**Source**
____________________

What is ETL?

Data integration continues to evolve.
April 21, 2022

Today’s digital businesses have a common need: move data from all sources to a central platform from its moment of creation, and deliver actionable insights at the moment of need. This process is called data integration.

To meet this goal, data needs to be extracted from a plethora of data sources, transformed into an easy-to-understand standardized format and loaded into a central data warehouse. ETL is what makes that happen, and it stands for “extract, transform, load.” Constantly working behind the scenes, ETL is the key enabler for analytics and is meant to be a systematic and repeatable process to unify all data in a single record. Analysts can use this single source of truth to guide business decisions. Further down the road, data scientists can use the data to build predictive models and artificial intelligence.

The three stages of ETL

ETL has three main stages: extraction, transformation and loading. Let’s take a deeper look into these stages.

Extraction

First, data is pulled from data sources such as SaaS applications, event streams and production databases and then put in a staging area, which is an intermediate destination before the data warehouse. Since it may not be feasible to extract all the data from all the sources at the same time, a staging area helps bring all the data together at different times without overwhelming the data sources. A staging area is also useful if there is a problem loading data into the data warehouse, allowing syncs to be rolled back and resumed as needed. Finally, transformations are performed in staging areas.

Transformation

Data transformation turns raw data into data models that are easily understood by analysts and used to populate data visualizations, dashboards and reports. Data is complicated and can be challenging to interpret, reconcile and utilize. For this reason, data needs to be structured, cleaned and reformatted before it can be used for analytics. Only then can the information be used by analysts and data scientists. Making data understandable involves enriching it with a consistent naming scheme, removing duplicates and cleansing invalid data, and standardizing units of measurement. It also involves structuring data, e.g. by splitting and merging data items, to make it easy to connect with business needs.

Loading

The final step in this journey is loading the transformed data into the data warehouse, using batch or stream loading. Put together, your data models may make up a dimensional schema, a simplified data model that represents how your entire organization works.

Challenges of traditional ETL systems

ETL has been around since the 1970s and has changed the way data is managed and used by enterprises. However, in an increasingly cloud-based business environment, the volume, variety and velocity of data are ever increasing. This has made ETL increasingly unscalable in a number of ways.

Unscalable architecture

Traditional ETL systems are housed on-premise in data centers. As an organization’s data needs grow, beefier hardware is not sufficient to solve the problem. Whether on-premise or in the cloud, more servers are needed to scale out the data processing infrastructure. These setups are complex to manage, requiring parallelized machines to run.

____________________

**Dataset**
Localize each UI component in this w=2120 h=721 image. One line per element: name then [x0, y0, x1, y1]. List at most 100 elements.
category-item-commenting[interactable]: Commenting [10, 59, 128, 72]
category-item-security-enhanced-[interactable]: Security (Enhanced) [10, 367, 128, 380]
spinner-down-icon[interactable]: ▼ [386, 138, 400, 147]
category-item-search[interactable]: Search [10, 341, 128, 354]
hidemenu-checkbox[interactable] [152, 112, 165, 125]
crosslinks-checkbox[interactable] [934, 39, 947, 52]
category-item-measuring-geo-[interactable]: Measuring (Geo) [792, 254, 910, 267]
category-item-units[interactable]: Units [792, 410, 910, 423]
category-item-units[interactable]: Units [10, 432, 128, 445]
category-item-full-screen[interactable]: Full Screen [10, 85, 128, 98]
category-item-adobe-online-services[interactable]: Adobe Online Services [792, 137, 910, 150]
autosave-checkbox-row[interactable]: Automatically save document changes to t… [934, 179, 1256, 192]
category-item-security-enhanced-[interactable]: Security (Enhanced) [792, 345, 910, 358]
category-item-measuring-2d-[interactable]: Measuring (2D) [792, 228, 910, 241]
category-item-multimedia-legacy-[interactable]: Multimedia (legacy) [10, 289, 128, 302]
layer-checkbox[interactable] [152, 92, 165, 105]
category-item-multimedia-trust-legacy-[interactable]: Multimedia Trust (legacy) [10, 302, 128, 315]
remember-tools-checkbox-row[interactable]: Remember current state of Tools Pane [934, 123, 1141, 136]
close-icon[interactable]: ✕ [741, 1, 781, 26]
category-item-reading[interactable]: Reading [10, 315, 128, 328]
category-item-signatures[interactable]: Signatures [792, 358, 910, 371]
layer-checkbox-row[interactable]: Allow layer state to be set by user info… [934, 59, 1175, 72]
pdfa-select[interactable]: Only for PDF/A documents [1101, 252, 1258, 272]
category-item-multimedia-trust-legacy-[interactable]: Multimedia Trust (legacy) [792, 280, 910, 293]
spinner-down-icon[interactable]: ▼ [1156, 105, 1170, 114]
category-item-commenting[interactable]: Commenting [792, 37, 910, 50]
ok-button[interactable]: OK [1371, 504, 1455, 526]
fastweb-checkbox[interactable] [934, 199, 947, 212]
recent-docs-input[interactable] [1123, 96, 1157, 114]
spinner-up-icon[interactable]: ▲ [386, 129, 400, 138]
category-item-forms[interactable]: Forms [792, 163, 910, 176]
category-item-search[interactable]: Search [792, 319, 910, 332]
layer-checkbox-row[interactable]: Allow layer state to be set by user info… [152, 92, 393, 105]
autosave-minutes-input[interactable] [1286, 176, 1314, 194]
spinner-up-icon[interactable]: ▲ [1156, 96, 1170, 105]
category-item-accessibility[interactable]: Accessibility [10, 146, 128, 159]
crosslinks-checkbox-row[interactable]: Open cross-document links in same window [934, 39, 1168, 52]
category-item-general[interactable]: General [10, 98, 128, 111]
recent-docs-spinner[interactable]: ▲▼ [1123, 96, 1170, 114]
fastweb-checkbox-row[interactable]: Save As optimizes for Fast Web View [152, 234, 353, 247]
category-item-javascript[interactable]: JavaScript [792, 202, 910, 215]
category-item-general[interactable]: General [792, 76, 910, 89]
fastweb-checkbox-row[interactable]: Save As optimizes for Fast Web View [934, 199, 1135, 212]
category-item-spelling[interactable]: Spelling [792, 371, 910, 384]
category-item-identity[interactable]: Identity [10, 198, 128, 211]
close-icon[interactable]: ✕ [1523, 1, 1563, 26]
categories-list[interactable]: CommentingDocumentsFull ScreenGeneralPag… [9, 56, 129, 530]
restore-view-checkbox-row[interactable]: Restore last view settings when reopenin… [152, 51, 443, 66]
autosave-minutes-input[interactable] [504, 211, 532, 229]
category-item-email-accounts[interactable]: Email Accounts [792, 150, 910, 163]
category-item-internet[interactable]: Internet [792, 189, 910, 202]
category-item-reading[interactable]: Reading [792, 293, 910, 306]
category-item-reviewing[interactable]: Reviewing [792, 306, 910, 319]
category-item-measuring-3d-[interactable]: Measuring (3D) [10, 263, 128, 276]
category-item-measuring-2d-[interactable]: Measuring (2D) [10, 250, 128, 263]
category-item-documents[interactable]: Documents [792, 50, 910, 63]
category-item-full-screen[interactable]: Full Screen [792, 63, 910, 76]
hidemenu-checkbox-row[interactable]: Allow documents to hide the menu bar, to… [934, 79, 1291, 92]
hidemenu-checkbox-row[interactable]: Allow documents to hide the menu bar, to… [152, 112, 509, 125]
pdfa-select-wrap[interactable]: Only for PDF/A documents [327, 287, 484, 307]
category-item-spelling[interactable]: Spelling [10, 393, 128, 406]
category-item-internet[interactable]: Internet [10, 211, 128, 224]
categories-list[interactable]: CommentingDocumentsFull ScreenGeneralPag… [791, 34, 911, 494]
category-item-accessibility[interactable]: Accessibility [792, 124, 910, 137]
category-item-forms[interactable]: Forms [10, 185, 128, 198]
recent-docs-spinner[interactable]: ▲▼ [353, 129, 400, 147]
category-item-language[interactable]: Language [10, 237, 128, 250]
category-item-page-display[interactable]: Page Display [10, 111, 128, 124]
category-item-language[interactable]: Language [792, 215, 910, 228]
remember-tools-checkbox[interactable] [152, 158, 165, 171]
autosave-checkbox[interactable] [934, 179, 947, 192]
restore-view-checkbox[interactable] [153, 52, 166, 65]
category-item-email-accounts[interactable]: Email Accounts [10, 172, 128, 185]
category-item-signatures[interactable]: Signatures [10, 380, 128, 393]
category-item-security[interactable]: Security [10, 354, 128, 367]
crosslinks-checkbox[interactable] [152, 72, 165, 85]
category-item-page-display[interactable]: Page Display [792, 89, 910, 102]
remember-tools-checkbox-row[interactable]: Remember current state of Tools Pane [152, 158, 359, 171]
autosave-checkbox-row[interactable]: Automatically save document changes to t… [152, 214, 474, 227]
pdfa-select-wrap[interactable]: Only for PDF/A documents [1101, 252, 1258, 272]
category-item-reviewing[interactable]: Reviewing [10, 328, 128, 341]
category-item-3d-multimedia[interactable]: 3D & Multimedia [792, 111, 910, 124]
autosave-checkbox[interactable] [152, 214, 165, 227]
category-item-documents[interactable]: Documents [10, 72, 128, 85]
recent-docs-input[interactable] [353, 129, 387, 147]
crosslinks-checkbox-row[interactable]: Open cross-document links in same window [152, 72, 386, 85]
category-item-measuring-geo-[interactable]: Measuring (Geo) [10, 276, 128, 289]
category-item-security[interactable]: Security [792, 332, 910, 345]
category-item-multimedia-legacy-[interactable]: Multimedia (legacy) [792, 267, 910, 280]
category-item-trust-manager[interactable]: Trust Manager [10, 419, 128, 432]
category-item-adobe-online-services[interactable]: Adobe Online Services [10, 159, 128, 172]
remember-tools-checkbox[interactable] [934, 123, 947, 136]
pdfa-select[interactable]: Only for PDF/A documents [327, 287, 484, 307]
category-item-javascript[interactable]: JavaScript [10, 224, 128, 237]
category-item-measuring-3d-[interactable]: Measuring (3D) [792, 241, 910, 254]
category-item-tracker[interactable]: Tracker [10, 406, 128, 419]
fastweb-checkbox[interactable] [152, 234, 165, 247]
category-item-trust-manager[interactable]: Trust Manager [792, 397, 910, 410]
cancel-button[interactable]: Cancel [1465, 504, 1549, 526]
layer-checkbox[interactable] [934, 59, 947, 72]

____________________

**Exercise goal**
Using the ETL article, explain in one to three sentences why extracted data is placed in a staging area before it reaches the data warehouse. The records are not required for what follows.

**In response**
Extracting all the data from all the sources at the same time may not be feasible, so a staging area allows the data to be brought together at different times without overwhelming the data sources. It also allows syncs to be rolled back and resumed if there is a problem loading data into the data warehouse, and it is where transformations are performed.